### TASK BRIEF
Tally the lines below that contain the word "Anomalies", and give only that number.

— START OF GIVEN RECORDS —

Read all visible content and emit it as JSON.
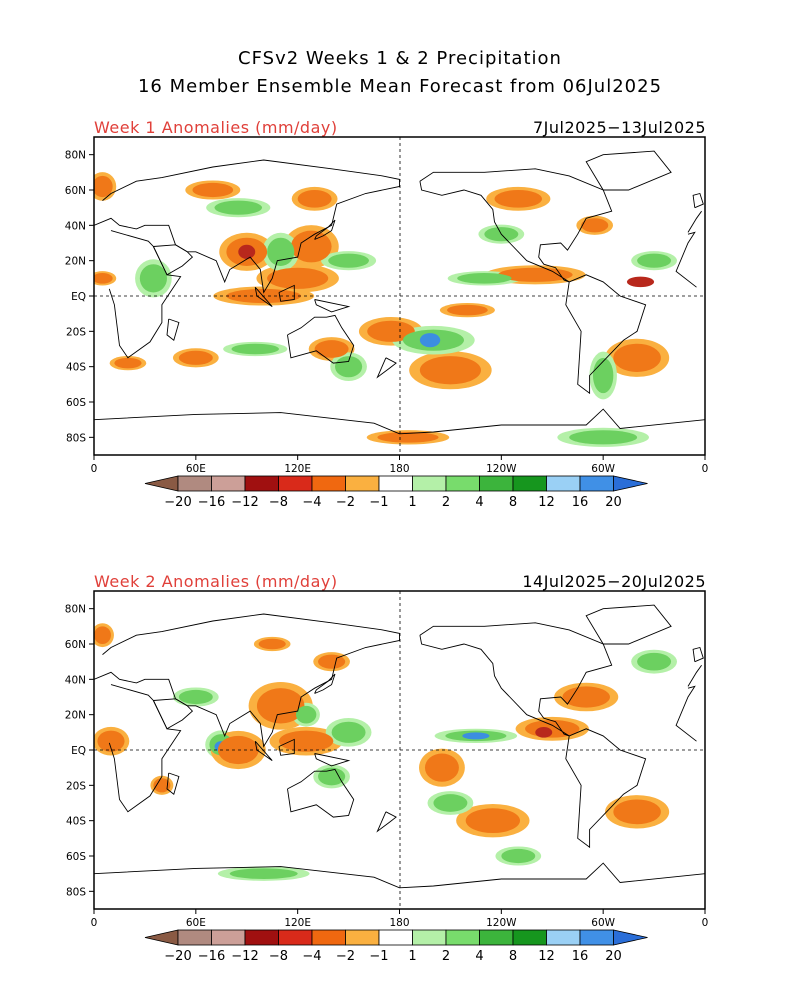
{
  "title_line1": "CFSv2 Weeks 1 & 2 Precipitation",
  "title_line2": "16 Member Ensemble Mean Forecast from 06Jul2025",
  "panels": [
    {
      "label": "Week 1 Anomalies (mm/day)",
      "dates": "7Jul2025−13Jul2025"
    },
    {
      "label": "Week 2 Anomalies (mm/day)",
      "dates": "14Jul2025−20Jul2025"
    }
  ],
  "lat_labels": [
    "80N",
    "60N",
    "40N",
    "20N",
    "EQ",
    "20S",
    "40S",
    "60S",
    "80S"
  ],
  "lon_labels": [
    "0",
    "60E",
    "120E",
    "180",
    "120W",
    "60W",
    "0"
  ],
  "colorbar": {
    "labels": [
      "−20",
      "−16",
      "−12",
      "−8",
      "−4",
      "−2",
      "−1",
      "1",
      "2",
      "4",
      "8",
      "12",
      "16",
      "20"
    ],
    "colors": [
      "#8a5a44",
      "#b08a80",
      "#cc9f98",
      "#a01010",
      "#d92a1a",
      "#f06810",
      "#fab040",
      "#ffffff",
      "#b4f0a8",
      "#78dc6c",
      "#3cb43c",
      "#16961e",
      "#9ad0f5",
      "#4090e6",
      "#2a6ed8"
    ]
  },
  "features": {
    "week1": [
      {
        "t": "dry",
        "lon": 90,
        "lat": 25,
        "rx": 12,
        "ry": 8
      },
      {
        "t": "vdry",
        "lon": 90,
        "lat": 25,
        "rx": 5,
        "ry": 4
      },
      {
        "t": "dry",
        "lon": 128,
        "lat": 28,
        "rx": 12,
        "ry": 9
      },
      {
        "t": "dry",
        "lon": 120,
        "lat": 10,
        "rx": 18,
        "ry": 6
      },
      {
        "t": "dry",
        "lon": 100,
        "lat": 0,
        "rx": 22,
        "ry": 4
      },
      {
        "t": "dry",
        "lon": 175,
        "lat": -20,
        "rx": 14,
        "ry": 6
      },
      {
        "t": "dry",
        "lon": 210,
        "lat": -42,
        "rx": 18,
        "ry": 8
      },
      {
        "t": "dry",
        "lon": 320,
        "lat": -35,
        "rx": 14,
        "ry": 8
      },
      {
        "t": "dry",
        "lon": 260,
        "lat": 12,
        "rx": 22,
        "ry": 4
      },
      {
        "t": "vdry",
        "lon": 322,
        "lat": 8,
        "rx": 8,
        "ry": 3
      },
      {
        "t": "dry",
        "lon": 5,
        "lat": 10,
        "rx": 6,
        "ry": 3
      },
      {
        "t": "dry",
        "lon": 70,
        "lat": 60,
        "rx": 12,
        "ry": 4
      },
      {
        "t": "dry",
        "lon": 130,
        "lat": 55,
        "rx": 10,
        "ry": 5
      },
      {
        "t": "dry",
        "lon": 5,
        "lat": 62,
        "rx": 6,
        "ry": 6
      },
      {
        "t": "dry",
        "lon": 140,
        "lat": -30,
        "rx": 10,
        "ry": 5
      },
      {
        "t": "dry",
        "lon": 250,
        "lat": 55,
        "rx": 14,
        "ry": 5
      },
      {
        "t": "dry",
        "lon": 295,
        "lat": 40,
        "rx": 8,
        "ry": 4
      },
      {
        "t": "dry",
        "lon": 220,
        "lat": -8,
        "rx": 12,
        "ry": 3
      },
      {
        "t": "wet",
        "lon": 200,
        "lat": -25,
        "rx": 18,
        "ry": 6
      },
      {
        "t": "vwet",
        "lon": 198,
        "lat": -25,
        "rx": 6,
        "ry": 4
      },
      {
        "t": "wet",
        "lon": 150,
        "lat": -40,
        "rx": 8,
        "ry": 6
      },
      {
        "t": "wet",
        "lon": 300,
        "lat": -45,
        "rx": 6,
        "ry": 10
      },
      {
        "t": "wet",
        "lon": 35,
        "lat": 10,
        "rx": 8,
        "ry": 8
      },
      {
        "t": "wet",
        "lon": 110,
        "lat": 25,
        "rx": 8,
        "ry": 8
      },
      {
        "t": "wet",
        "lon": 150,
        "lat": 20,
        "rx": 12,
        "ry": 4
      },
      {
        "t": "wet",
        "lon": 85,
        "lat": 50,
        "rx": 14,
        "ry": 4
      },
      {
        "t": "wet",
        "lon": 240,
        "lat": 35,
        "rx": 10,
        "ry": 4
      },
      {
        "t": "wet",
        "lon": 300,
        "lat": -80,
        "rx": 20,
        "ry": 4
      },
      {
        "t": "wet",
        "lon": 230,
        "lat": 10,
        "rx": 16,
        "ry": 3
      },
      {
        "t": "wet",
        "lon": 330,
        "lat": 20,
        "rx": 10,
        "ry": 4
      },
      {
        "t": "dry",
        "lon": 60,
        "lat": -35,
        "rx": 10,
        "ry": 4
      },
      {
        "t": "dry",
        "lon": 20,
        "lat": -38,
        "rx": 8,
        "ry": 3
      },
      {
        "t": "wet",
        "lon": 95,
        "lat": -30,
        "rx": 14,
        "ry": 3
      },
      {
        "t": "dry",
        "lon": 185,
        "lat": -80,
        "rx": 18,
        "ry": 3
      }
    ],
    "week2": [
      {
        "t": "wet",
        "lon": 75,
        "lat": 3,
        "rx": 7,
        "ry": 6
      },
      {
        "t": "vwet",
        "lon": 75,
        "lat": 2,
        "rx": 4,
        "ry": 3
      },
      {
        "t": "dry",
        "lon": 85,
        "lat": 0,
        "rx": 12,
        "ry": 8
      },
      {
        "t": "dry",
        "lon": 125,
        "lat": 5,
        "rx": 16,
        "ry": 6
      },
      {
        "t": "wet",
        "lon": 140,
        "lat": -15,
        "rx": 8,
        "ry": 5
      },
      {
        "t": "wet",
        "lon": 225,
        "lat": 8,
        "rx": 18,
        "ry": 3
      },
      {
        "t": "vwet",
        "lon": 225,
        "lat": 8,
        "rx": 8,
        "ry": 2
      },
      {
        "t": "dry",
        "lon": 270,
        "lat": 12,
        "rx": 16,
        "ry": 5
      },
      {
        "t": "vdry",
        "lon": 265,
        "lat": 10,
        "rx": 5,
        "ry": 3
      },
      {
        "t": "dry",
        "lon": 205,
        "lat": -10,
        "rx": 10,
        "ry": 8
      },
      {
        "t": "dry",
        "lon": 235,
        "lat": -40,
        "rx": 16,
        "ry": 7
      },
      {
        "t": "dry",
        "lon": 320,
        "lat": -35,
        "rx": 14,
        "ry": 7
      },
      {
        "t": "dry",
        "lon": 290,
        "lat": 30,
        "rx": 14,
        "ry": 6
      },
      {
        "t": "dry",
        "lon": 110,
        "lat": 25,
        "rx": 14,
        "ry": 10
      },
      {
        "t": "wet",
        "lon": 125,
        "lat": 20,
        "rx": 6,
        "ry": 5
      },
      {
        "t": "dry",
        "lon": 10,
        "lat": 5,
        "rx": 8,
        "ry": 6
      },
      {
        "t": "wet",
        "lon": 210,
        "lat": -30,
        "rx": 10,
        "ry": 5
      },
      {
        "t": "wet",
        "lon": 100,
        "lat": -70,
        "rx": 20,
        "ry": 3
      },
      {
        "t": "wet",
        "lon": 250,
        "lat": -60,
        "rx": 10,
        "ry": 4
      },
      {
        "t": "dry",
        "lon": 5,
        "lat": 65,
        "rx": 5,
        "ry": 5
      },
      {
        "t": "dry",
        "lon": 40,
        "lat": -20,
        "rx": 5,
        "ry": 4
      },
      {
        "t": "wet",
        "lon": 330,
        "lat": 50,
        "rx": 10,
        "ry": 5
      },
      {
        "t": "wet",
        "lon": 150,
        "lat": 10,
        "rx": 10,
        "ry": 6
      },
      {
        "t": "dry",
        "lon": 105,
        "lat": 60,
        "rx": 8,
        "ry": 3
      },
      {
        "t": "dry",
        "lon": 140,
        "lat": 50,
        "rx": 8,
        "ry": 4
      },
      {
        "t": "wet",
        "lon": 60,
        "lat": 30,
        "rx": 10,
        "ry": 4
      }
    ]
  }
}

— END OF GIVEN RECORDS —

### SOLVED PROBLEM
2